Your goal:
Retype, character for character, the passage of the Java Streams tutorial starting with "6. Finally, print" and going on through "a given string?".

Document:
******

• Find the Sum of the First Two Elements in a List in Java 8

    Problem:
    Using Java 8 Streams, how do you find the sum of the first two numbers in a list?

    ✅ Example:

    import java.util.Arrays;
import java.util.List;

public class SumOfFirstTwoNumbers {

    public static void main(String[] args) {
        List<Integer> numbers = Arrays.asList(87, 45, 35, 74, 325);

        int sumOfTwoNumbers = numbers.stream()
                .limit(2)  // Take first two elements
                .mapToInt(Integer::intValue)  // Convert to int stream
                .sum();  // Calculate the sum

        System.out.println("Sum of first two numbers = " + sumOfTwoNumbers);
    }
}

    ✅ Output:

    Sum of first two numbers = 132

    ✅ Explanation:

    1. The list of numbers: [87, 45, 35, 74, 325]
    2. .stream() creates a stream of elements from the list.
    3. .limit(2) restricts the stream to the first two elements: [87, 45].
    4. .mapToInt(Integer::intValue) converts Integer to primitive int for summing.
    5. .sum() computes the sum of the two numbers:
      87 + 45 = 132.
    6. Finally, print the result: System.out.println("Sum of first two numbers = " + sumOfTwoNumbers);

  • Find the First Repeating Character in a String in Java

    Problem:
    Using Java 8 Streams, how do you find the first repeating character in a given string?

    ✅ Example:

    import java.util.LinkedHashMap;
import java.util.Map;
import java.util.stream.Collectors;

public class FindFirstRepeatingCharacter {

    public static void main(String[] args) {
        String input = "repeating-characters";

        input.chars()
                .mapToObj(ch -> (char) ch)
                .collect(Collectors.groupingBy(
                        ch -> ch,
                        LinkedHashMap::new,  // Preserve insertion order
                        Collectors.counting()))
                .entrySet()
                .stream()

******

Given data:

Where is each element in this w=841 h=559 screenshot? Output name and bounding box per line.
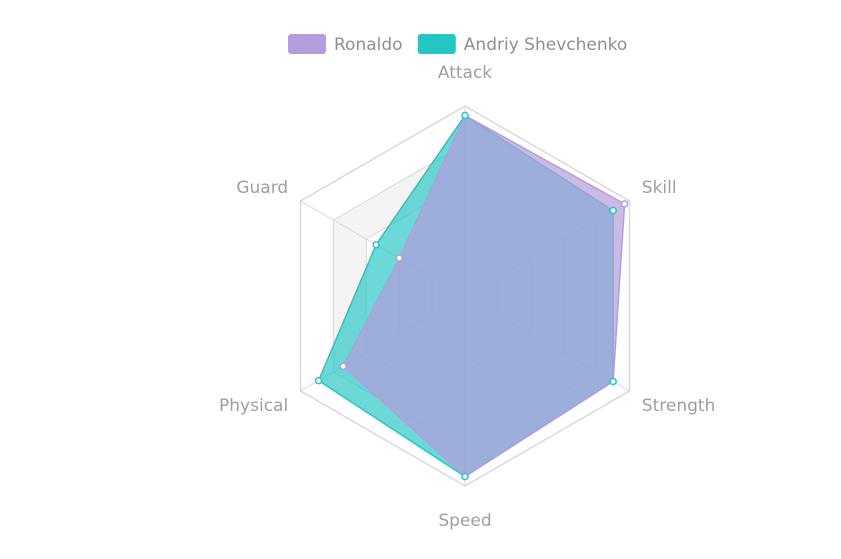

******

Solution:
6. Finally, print the result: System.out.println("Sum of first two numbers = " + sumOfTwoNumbers);

  • Find the First Repeating Character in a String in Java

    Problem:
    Using Java 8 Streams, how do you find the first repeating character in a given string?